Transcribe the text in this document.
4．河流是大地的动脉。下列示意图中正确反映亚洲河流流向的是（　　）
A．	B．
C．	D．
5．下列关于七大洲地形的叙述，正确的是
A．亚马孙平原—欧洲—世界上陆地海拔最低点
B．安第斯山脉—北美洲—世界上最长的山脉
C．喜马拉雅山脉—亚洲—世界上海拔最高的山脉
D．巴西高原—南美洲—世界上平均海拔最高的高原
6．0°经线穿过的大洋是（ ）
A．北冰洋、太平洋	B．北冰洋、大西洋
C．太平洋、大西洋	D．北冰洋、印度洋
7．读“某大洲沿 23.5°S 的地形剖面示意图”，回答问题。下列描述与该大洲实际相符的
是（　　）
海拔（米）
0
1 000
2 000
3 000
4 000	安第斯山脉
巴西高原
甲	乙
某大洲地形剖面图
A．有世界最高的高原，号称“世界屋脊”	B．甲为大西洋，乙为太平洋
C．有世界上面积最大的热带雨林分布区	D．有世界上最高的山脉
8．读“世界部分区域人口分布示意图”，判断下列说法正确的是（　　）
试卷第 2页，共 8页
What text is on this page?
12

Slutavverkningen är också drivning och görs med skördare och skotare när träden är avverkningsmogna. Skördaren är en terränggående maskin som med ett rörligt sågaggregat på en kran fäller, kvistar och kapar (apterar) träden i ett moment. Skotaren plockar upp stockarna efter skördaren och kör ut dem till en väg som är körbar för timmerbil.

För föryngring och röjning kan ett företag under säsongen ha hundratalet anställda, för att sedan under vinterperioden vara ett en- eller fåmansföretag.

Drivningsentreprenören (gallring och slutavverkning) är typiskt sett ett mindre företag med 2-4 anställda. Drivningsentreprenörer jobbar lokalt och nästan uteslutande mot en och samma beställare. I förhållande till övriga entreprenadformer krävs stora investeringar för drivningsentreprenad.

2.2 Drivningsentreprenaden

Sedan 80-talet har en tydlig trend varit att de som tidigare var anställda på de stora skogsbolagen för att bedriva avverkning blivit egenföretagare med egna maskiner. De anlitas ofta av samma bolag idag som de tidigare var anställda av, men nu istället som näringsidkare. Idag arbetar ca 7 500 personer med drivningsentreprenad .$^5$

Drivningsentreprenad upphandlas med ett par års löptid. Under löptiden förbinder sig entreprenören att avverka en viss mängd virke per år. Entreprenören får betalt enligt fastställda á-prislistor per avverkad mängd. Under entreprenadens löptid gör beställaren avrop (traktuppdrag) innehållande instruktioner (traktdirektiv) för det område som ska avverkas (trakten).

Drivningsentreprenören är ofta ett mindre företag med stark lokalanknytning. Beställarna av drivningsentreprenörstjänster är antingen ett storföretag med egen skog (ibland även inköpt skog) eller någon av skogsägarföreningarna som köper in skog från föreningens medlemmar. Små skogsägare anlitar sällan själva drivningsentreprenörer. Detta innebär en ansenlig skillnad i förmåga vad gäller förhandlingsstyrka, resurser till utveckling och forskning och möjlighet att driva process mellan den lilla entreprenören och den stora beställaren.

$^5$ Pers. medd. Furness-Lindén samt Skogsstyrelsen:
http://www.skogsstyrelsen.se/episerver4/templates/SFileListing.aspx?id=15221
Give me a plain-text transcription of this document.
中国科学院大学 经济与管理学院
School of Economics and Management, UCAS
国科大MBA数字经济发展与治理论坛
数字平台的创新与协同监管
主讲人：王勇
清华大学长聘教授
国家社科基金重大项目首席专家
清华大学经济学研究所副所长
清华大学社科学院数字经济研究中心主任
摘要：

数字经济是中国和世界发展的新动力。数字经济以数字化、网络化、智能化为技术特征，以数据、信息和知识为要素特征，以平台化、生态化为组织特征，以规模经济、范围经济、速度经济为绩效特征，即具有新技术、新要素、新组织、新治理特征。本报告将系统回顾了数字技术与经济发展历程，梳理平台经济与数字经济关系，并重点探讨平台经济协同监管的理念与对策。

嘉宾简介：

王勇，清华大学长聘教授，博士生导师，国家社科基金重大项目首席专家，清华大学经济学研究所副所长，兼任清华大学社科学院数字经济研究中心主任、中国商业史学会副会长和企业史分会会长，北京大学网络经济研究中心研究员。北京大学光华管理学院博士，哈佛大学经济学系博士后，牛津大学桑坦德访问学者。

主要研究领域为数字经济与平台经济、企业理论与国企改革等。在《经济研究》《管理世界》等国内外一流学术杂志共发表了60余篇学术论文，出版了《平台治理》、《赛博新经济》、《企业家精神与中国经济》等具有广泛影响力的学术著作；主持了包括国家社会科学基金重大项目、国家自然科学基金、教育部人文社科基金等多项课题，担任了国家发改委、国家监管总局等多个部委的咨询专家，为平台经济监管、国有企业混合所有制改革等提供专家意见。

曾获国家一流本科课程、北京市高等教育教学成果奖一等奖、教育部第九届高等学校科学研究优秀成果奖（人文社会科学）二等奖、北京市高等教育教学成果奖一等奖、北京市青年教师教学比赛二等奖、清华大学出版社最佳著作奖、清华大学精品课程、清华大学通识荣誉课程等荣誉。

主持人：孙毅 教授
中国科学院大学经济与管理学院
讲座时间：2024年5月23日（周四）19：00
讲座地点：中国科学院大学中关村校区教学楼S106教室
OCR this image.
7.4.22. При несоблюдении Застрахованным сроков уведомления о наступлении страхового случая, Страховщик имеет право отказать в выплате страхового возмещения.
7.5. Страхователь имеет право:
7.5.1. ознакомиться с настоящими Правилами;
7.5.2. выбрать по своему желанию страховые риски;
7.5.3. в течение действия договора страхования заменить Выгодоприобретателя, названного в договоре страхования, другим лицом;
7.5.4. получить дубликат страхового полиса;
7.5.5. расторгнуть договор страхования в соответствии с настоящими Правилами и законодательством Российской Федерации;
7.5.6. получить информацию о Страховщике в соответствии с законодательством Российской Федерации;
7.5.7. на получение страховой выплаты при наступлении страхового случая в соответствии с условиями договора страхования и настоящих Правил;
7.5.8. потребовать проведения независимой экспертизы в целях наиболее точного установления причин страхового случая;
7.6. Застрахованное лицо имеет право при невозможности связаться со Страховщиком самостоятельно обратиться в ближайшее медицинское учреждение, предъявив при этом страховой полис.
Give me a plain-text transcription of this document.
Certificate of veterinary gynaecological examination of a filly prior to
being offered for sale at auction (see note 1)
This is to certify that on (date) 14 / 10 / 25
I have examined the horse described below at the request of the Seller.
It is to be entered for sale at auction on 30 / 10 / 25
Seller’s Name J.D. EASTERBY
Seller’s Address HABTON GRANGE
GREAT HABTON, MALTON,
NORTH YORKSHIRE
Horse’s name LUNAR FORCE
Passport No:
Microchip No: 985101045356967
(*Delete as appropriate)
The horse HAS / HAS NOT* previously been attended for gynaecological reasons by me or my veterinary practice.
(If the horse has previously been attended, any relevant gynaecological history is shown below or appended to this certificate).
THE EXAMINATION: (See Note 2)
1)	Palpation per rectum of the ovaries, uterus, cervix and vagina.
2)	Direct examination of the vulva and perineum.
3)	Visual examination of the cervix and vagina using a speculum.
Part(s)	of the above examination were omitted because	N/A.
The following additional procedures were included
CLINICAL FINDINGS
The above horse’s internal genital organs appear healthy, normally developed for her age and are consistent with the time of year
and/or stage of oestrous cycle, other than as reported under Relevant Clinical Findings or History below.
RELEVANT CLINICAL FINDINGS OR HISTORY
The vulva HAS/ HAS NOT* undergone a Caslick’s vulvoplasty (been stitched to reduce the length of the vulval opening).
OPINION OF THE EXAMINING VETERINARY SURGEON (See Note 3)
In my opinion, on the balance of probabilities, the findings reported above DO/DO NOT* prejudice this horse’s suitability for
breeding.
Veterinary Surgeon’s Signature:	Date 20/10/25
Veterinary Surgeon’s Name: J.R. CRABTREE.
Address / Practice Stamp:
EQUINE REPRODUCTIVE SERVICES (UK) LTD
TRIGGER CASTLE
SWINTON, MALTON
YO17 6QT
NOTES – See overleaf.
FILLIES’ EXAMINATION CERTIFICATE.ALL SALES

::::

▶ _INSTRUCTIONS FOR THE TASK_: Copy every line in the records above that contains the word "договора".

▶ _EXERCISE RESPONSE_:
7.5.3. в течение действия договора страхования заменить Выгодоприобретателя, названного в договоре страхования, другим лицом;
7.5.7. на получение страховой выплаты при наступлении страхового случая в соответствии с условиями договора страхования и настоящих Правил;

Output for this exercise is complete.